## Entries

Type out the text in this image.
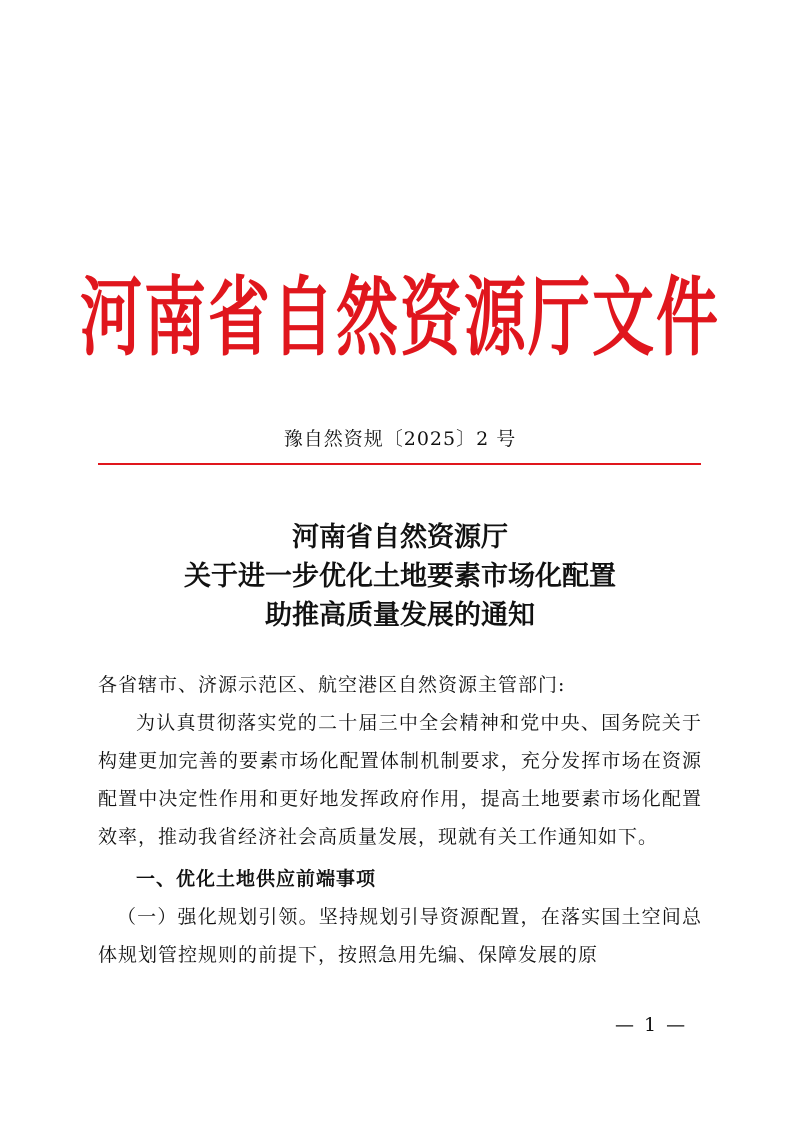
河南省自然资源厅文件
豫自然资规〔2025〕2 号
河南省自然资源厅
关于进一步优化土地要素市场化配置
助推高质量发展的通知

各省辖市、济源示范区、航空港区自然资源主管部门:

为认真贯彻落实党的二十届三中全会精神和党中央、国务院关于构建更加完善的要素市场化配置体制机制要求，充分发挥市场在资源配置中决定性作用和更好地发挥政府作用，提高土地要素市场化配置效率，推动我省经济社会高质量发展，现就有关工作通知如下。

一、优化土地供应前端事项

（一）强化规划引领。坚持规划引导资源配置，在落实国土空间总体规划管控规则的前提下，按照急用先编、保障发展的原

— 1 —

## Work to be completed
Make an exact copy of all entries above, dropping the images.

## Reply
Type out the text in this image.
河南省自然资源厅文件
豫自然资规〔2025〕2 号
河南省自然资源厅
关于进一步优化土地要素市场化配置
助推高质量发展的通知

各省辖市、济源示范区、航空港区自然资源主管部门:

为认真贯彻落实党的二十届三中全会精神和党中央、国务院关于构建更加完善的要素市场化配置体制机制要求，充分发挥市场在资源配置中决定性作用和更好地发挥政府作用，提高土地要素市场化配置效率，推动我省经济社会高质量发展，现就有关工作通知如下。

一、优化土地供应前端事项

（一）强化规划引领。坚持规划引导资源配置，在落实国土空间总体规划管控规则的前提下，按照急用先编、保障发展的原

— 1 —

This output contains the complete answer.